» **WRITTEN TASK**
Copy all lines of the listing that include the string "color".

» **MATERIAL TO PROCESS**

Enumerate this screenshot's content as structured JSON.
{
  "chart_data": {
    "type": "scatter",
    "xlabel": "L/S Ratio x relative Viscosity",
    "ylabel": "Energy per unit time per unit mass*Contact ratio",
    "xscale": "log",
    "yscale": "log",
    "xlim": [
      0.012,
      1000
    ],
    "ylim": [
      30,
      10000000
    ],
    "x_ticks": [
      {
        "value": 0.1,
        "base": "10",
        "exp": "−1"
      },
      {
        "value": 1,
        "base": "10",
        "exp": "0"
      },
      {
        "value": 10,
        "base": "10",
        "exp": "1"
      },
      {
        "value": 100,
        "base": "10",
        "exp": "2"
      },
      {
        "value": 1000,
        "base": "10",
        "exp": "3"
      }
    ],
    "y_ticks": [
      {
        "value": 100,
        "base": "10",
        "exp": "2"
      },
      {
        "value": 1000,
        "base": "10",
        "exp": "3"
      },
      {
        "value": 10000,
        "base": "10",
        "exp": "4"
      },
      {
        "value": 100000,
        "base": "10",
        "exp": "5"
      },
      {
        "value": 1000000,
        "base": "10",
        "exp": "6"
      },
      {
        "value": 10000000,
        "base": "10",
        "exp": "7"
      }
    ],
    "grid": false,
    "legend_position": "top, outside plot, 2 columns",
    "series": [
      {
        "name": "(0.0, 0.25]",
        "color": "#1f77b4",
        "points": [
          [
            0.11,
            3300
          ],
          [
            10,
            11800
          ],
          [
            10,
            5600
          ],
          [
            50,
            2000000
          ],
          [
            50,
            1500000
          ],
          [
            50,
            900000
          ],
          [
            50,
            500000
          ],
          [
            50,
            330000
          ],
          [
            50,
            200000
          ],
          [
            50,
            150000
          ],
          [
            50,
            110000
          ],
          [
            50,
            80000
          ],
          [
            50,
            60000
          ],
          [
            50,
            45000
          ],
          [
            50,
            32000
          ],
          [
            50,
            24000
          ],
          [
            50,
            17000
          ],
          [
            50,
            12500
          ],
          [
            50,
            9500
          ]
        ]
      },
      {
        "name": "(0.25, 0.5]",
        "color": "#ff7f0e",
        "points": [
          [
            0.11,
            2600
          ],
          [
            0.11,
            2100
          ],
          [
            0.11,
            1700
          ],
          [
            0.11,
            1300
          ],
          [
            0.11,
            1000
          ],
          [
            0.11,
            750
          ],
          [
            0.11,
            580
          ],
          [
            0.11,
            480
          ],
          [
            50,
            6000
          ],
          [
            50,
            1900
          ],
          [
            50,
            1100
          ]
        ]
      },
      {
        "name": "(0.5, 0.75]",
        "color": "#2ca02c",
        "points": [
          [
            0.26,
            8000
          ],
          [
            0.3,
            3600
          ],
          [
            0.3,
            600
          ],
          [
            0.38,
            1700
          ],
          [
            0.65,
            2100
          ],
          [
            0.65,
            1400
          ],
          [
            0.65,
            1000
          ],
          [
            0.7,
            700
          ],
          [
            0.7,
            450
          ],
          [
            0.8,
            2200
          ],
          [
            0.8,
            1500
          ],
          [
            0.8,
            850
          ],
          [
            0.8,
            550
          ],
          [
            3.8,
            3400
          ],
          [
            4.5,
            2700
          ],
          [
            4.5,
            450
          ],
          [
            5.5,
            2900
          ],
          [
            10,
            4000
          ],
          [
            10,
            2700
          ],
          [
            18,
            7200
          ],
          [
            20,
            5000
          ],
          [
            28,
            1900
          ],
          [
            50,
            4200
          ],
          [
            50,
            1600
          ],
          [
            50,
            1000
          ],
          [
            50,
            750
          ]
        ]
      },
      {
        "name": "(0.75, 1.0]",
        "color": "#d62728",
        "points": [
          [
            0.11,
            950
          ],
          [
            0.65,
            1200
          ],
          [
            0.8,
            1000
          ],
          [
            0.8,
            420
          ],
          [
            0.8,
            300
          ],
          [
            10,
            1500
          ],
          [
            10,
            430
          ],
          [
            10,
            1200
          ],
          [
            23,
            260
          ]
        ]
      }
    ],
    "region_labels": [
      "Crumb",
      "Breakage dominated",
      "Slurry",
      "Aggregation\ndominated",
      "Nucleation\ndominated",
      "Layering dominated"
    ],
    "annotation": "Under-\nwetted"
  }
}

» **WRITTEN REPLY**
        "color": "#1f77b4",
        "color": "#ff7f0e",
        "color": "#2ca02c",
        "color": "#d62728",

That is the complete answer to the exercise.